**Work to be completed**
Render these lines as a numbered list, skipping any blank lines.

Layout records
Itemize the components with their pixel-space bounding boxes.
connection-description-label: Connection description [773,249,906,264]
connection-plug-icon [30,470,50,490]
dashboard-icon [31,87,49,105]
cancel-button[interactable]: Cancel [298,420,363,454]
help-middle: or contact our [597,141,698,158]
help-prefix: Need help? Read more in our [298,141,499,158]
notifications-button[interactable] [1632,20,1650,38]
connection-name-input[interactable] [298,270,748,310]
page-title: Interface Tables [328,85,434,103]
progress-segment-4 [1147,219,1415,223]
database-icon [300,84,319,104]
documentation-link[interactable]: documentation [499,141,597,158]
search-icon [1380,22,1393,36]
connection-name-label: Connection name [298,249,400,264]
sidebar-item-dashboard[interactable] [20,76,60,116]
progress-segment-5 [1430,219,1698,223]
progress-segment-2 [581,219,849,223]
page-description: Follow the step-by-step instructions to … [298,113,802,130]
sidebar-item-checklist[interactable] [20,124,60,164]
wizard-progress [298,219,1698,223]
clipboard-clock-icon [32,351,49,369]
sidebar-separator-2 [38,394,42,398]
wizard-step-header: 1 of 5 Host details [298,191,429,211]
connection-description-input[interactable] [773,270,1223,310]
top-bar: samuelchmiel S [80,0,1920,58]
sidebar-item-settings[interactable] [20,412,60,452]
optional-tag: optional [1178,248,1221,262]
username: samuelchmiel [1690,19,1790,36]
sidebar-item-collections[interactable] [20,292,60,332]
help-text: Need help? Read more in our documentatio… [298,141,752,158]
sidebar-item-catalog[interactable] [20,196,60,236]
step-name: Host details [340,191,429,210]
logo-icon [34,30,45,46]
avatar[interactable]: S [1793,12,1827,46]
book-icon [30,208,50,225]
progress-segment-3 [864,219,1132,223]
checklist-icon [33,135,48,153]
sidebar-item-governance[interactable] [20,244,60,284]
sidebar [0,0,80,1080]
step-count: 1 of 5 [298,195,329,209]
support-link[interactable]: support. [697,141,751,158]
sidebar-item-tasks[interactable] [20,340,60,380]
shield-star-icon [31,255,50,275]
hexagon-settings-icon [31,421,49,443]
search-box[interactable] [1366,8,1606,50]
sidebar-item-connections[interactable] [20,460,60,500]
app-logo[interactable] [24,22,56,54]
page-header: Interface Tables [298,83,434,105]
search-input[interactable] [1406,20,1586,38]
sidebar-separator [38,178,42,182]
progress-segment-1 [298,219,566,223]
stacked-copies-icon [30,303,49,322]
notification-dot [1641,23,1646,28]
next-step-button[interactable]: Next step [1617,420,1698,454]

**Result for this task**
1. Itemize the components with their pixel-space bounding boxes.
2. connection-description-label: Connection description [773,249,906,264]
3. connection-plug-icon [30,470,50,490]
4. dashboard-icon [31,87,49,105]
5. cancel-button[interactable]: Cancel [298,420,363,454]
6. help-middle: or contact our [597,141,698,158]
7. help-prefix: Need help? Read more in our [298,141,499,158]
8. notifications-button[interactable] [1632,20,1650,38]
9. connection-name-input[interactable] [298,270,748,310]
10. page-title: Interface Tables [328,85,434,103]
11. progress-segment-4 [1147,219,1415,223]
12. database-icon [300,84,319,104]
13. documentation-link[interactable]: documentation [499,141,597,158]
14. search-icon [1380,22,1393,36]
15. connection-name-label: Connection name [298,249,400,264]
16. sidebar-item-dashboard[interactable] [20,76,60,116]
17. progress-segment-5 [1430,219,1698,223]
18. progress-segment-2 [581,219,849,223]
19. page-description: Follow the step-by-step instructions to … [298,113,802,130]
20. sidebar-item-checklist[interactable] [20,124,60,164]
21. wizard-progress [298,219,1698,223]
22. clipboard-clock-icon [32,351,49,369]
23. sidebar-separator-2 [38,394,42,398]
24. wizard-step-header: 1 of 5 Host details [298,191,429,211]
25. connection-description-input[interactable] [773,270,1223,310]
26. top-bar: samuelchmiel S [80,0,1920,58]
27. sidebar-item-settings[interactable] [20,412,60,452]
28. optional-tag: optional [1178,248,1221,262]
29. username: samuelchmiel [1690,19,1790,36]
30. sidebar-item-collections[interactable] [20,292,60,332]
31. help-text: Need help? Read more in our documentatio… [298,141,752,158]
32. sidebar-item-catalog[interactable] [20,196,60,236]
33. step-name: Host details [340,191,429,210]
34. logo-icon [34,30,45,46]
35. avatar[interactable]: S [1793,12,1827,46]
36. book-icon [30,208,50,225]
37. progress-segment-3 [864,219,1132,223]
38. checklist-icon [33,135,48,153]
39. sidebar-item-governance[interactable] [20,244,60,284]
40. sidebar [0,0,80,1080]
41. step-count: 1 of 5 [298,195,329,209]
42. support-link[interactable]: support. [697,141,751,158]
43. sidebar-item-tasks[interactable] [20,340,60,380]
44. shield-star-icon [31,255,50,275]
45. hexagon-settings-icon [31,421,49,443]
46. search-box[interactable] [1366,8,1606,50]
47. sidebar-item-connections[interactable] [20,460,60,500]
48. app-logo[interactable] [24,22,56,54]
49. page-header: Interface Tables [298,83,434,105]
50. search-input[interactable] [1406,20,1586,38]
51. sidebar-separator [38,178,42,182]
52. progress-segment-1 [298,219,566,223]
53. stacked-copies-icon [30,303,49,322]
54. notification-dot [1641,23,1646,28]
55. next-step-button[interactable]: Next step [1617,420,1698,454]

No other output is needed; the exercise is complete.